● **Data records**
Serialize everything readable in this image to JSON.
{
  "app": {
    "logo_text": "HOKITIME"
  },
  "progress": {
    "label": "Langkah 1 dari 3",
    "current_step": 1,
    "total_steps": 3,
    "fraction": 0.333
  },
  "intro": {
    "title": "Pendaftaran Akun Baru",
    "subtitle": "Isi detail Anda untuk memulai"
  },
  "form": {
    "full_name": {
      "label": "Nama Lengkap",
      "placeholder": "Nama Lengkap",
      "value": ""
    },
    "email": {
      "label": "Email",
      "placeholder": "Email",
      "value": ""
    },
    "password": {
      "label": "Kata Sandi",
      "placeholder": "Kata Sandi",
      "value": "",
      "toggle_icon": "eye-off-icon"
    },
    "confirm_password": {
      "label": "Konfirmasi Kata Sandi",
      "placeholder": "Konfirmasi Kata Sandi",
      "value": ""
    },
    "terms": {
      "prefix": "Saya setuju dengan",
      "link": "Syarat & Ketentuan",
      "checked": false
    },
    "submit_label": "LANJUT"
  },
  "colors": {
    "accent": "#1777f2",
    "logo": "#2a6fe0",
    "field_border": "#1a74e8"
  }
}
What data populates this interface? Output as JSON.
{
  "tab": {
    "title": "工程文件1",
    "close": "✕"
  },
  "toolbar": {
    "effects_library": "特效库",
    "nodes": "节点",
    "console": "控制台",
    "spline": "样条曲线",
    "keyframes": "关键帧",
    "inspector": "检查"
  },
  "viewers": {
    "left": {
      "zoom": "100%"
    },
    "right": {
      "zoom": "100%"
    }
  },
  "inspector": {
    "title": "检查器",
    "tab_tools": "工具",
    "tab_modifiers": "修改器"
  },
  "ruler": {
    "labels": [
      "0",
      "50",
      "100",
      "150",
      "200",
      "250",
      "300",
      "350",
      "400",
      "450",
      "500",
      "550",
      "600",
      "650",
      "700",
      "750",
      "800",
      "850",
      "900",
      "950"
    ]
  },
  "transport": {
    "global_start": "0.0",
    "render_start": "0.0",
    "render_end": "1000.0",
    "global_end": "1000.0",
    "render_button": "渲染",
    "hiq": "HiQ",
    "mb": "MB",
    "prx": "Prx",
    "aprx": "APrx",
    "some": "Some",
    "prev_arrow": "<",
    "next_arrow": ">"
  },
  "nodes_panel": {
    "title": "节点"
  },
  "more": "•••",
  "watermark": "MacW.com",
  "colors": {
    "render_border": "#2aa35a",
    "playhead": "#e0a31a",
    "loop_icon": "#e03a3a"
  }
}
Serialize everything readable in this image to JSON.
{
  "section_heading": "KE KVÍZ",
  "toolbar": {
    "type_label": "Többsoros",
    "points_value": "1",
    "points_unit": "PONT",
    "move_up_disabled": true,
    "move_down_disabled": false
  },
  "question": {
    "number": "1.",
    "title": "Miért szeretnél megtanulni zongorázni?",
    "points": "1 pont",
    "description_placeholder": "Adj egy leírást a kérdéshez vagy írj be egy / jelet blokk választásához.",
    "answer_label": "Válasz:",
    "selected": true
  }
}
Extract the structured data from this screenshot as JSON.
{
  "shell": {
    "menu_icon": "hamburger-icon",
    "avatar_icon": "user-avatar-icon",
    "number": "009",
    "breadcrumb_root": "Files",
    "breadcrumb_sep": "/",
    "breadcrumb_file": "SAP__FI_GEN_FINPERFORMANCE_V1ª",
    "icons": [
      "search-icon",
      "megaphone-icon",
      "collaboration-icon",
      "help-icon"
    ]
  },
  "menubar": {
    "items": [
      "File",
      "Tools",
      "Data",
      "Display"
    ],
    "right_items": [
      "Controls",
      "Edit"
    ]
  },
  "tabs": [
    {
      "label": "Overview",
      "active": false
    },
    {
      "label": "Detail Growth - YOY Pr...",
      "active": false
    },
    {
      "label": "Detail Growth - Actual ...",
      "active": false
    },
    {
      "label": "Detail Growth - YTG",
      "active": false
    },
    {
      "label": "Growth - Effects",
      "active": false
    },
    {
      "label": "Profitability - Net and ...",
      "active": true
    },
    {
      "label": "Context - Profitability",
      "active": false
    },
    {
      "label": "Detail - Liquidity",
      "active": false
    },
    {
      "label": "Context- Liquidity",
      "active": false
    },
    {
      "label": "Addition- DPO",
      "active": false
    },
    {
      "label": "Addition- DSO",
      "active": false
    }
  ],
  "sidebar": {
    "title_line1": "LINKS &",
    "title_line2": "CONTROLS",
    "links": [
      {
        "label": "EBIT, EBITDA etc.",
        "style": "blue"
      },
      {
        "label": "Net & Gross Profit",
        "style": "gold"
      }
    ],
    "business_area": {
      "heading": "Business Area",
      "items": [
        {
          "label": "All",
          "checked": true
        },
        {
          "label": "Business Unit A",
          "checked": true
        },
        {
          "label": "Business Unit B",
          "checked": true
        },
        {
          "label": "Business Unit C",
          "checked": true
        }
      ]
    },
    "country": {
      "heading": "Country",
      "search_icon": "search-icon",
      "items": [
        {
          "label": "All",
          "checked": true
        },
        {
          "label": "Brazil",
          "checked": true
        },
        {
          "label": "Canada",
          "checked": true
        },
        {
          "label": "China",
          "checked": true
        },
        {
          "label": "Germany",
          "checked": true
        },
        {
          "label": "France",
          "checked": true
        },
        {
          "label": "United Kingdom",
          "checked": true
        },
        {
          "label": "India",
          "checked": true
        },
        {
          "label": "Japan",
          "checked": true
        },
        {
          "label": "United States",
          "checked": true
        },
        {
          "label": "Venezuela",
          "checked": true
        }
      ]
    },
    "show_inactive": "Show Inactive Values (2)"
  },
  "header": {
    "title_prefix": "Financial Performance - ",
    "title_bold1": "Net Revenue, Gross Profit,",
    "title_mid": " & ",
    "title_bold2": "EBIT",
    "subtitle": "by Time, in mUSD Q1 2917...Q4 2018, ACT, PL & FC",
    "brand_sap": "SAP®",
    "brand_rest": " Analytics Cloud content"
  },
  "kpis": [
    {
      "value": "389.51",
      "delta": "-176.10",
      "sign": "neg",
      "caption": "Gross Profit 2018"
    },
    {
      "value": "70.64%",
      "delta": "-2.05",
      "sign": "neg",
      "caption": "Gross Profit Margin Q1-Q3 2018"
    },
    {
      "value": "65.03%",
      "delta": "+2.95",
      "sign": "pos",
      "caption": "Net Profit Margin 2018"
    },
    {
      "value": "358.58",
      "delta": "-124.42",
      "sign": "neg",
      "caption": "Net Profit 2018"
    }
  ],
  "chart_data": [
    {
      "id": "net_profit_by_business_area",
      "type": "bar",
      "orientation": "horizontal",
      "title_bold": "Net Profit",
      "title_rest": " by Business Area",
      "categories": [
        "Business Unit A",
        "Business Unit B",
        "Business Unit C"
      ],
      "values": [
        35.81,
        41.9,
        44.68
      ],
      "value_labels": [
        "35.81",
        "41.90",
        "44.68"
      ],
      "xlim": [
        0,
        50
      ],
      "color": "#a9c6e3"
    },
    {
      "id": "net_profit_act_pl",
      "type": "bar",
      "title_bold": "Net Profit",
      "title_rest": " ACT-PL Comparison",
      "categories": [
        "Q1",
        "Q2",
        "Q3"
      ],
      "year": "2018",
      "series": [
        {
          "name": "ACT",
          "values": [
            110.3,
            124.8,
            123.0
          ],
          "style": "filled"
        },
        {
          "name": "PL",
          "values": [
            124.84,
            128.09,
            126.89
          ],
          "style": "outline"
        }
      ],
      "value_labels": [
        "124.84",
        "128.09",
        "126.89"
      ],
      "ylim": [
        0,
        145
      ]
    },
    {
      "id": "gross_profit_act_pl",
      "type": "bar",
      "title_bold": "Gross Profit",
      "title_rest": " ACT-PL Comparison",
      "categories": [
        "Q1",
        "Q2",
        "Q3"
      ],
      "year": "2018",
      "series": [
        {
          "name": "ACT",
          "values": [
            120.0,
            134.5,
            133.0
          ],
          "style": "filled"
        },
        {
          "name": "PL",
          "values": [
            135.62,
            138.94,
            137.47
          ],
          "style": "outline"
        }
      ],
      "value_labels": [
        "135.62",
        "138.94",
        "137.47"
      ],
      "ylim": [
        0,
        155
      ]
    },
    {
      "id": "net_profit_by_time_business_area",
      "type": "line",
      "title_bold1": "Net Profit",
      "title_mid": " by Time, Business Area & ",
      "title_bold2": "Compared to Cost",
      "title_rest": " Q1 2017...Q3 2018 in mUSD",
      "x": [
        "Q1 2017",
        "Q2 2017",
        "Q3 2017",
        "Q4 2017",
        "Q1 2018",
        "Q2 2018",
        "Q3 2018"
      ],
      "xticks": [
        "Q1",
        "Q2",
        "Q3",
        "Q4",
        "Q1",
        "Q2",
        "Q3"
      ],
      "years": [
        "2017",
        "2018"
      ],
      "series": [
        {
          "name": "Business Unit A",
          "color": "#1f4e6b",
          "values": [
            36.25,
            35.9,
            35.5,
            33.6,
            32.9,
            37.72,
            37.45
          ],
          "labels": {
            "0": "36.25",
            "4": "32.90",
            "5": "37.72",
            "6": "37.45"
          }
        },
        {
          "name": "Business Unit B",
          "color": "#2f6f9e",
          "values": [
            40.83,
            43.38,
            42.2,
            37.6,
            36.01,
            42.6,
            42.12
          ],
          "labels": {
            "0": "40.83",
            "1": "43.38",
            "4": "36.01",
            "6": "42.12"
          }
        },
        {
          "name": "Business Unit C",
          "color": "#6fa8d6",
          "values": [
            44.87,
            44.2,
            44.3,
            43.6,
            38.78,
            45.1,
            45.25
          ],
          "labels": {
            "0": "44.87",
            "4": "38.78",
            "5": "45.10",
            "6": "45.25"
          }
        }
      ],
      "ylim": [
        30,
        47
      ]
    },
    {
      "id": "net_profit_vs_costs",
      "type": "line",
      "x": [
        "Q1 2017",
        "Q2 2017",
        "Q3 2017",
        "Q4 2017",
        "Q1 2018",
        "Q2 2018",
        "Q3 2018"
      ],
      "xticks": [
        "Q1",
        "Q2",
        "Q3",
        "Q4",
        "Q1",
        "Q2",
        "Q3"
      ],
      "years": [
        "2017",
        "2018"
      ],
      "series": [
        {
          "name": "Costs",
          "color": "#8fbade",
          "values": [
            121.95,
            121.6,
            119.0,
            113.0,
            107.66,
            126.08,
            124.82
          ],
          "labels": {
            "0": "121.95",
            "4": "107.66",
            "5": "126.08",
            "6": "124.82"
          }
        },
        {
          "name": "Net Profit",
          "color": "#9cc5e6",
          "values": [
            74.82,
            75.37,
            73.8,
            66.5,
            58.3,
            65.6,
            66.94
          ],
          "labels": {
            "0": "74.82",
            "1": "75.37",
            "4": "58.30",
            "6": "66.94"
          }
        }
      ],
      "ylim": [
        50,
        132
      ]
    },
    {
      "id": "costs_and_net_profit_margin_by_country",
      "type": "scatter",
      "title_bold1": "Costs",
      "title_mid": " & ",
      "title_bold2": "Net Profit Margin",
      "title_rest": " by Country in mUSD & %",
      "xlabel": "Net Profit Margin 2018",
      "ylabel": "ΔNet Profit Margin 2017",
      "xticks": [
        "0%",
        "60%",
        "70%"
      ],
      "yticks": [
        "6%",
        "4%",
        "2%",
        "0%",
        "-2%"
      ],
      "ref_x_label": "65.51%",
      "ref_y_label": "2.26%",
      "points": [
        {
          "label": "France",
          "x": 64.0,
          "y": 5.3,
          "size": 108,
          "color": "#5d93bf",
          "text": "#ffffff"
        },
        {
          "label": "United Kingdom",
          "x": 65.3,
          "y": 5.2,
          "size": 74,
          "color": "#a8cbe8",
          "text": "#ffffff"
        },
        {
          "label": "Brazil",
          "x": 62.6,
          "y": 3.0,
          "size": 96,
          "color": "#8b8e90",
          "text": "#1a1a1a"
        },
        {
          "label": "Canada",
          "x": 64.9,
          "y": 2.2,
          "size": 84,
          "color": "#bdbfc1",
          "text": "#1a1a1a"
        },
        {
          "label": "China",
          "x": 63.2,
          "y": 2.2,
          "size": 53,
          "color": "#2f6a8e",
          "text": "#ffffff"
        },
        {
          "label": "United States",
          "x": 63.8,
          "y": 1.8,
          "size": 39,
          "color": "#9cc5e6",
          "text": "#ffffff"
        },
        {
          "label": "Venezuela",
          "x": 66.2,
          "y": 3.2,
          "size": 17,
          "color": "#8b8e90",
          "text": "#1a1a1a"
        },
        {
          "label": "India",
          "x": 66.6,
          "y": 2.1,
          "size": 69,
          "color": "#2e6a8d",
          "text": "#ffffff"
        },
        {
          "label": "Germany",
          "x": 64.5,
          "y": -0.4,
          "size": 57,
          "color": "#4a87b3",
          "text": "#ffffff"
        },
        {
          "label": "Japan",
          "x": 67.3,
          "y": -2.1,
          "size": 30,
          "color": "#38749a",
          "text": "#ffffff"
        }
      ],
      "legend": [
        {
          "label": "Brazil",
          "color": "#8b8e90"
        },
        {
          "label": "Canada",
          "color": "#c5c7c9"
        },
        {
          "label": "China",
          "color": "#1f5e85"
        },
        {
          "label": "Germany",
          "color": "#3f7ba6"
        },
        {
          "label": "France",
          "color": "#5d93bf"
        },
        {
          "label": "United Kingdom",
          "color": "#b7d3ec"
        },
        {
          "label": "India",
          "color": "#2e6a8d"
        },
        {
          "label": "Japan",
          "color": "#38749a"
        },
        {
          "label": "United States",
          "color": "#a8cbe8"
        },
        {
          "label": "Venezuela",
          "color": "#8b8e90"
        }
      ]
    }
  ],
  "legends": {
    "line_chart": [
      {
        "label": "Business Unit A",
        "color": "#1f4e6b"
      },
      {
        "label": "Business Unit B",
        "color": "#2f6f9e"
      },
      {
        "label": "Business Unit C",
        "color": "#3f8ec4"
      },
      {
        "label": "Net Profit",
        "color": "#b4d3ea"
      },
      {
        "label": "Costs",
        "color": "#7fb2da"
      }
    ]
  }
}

● **WHAT THE TASK ASKS**
Which lines include "this"? Copy each of them out.

● **REPLY**
Serialize everything readable in this image to JSON.
What data populates this interface? Output as JSON.
Serialize everything readable in this image to JSON.
Extract the structured data from this screenshot as JSON.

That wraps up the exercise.